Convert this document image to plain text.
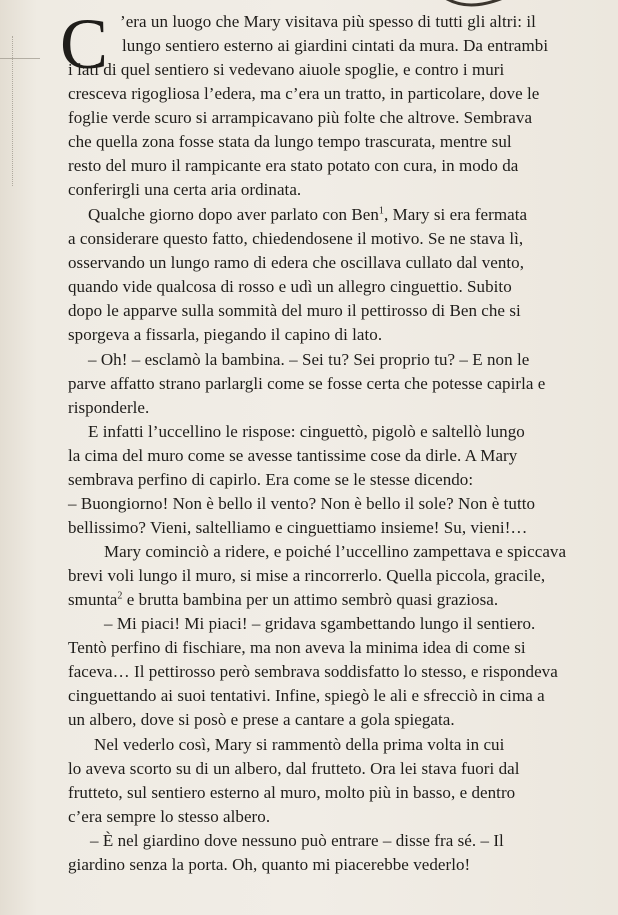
C ’era un luogo che Mary visitava più spesso di tutti gli altri: il
lungo sentiero esterno ai giardini cintati da mura. Da entrambi
i lati di quel sentiero si vedevano aiuole spoglie, e contro i muri
cresceva rigogliosa l’edera, ma c’era un tratto, in particolare, dove le
foglie verde scuro si arrampicavano più folte che altrove. Sembrava
che quella zona fosse stata da lungo tempo trascurata, mentre sul
resto del muro il rampicante era stato potato con cura, in modo da
conferirgli una certa aria ordinata.
Qualche giorno dopo aver parlato con Ben$^1$, Mary si era fermata
a considerare questo fatto, chiedendosene il motivo. Se ne stava lì,
osservando un lungo ramo di edera che oscillava cullato dal vento,
quando vide qualcosa di rosso e udì un allegro cinguettio. Subito
dopo le apparve sulla sommità del muro il pettirosso di Ben che si
sporgeva a fissarla, piegando il capino di lato.
– Oh! – esclamò la bambina. – Sei tu? Sei proprio tu? – E non le
parve affatto strano parlargli come se fosse certa che potesse capirla e
risponderle.
E infatti l’uccellino le rispose: cinguettò, pigolò e saltellò lungo
la cima del muro come se avesse tantissime cose da dirle. A Mary
sembrava perfino di capirlo. Era come se le stesse dicendo:
– Buongiorno! Non è bello il vento? Non è bello il sole? Non è tutto
bellissimo? Vieni, saltelliamo e cinguettiamo insieme! Su, vieni!…
Mary cominciò a ridere, e poiché l’uccellino zampettava e spiccava
brevi voli lungo il muro, si mise a rincorrerlo. Quella piccola, gracile,
smunta$^2$ e brutta bambina per un attimo sembrò quasi graziosa.
– Mi piaci! Mi piaci! – gridava sgambettando lungo il sentiero.
Tentò perfino di fischiare, ma non aveva la minima idea di come si
faceva… Il pettirosso però sembrava soddisfatto lo stesso, e rispondeva
cinguettando ai suoi tentativi. Infine, spiegò le ali e sfrecciò in cima a
un albero, dove si posò e prese a cantare a gola spiegata.
Nel vederlo così, Mary si rammentò della prima volta in cui
lo aveva scorto su di un albero, dal frutteto. Ora lei stava fuori dal
frutteto, sul sentiero esterno al muro, molto più in basso, e dentro
c’era sempre lo stesso albero.
– È nel giardino dove nessuno può entrare – disse fra sé. – Il
giardino senza la porta. Oh, quanto mi piacerebbe vederlo!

◆ ◆ ◆ ◆

* **TASK OBJECTIVE**
Transcribe the listing in full and omit the pictures.

* **CORRECT OUTPUT**
Convert this document image to plain text.
C ’era un luogo che Mary visitava più spesso di tutti gli altri: il
lungo sentiero esterno ai giardini cintati da mura. Da entrambi
i lati di quel sentiero si vedevano aiuole spoglie, e contro i muri
cresceva rigogliosa l’edera, ma c’era un tratto, in particolare, dove le
foglie verde scuro si arrampicavano più folte che altrove. Sembrava
che quella zona fosse stata da lungo tempo trascurata, mentre sul
resto del muro il rampicante era stato potato con cura, in modo da
conferirgli una certa aria ordinata.
Qualche giorno dopo aver parlato con Ben$^1$, Mary si era fermata
a considerare questo fatto, chiedendosene il motivo. Se ne stava lì,
osservando un lungo ramo di edera che oscillava cullato dal vento,
quando vide qualcosa di rosso e udì un allegro cinguettio. Subito
dopo le apparve sulla sommità del muro il pettirosso di Ben che si
sporgeva a fissarla, piegando il capino di lato.
– Oh! – esclamò la bambina. – Sei tu? Sei proprio tu? – E non le
parve affatto strano parlargli come se fosse certa che potesse capirla e
risponderle.
E infatti l’uccellino le rispose: cinguettò, pigolò e saltellò lungo
la cima del muro come se avesse tantissime cose da dirle. A Mary
sembrava perfino di capirlo. Era come se le stesse dicendo:
– Buongiorno! Non è bello il vento? Non è bello il sole? Non è tutto
bellissimo? Vieni, saltelliamo e cinguettiamo insieme! Su, vieni!…
Mary cominciò a ridere, e poiché l’uccellino zampettava e spiccava
brevi voli lungo il muro, si mise a rincorrerlo. Quella piccola, gracile,
smunta$^2$ e brutta bambina per un attimo sembrò quasi graziosa.
– Mi piaci! Mi piaci! – gridava sgambettando lungo il sentiero.
Tentò perfino di fischiare, ma non aveva la minima idea di come si
faceva… Il pettirosso però sembrava soddisfatto lo stesso, e rispondeva
cinguettando ai suoi tentativi. Infine, spiegò le ali e sfrecciò in cima a
un albero, dove si posò e prese a cantare a gola spiegata.
Nel vederlo così, Mary si rammentò della prima volta in cui
lo aveva scorto su di un albero, dal frutteto. Ora lei stava fuori dal
frutteto, sul sentiero esterno al muro, molto più in basso, e dentro
c’era sempre lo stesso albero.
– È nel giardino dove nessuno può entrare – disse fra sé. – Il
giardino senza la porta. Oh, quanto mi piacerebbe vederlo!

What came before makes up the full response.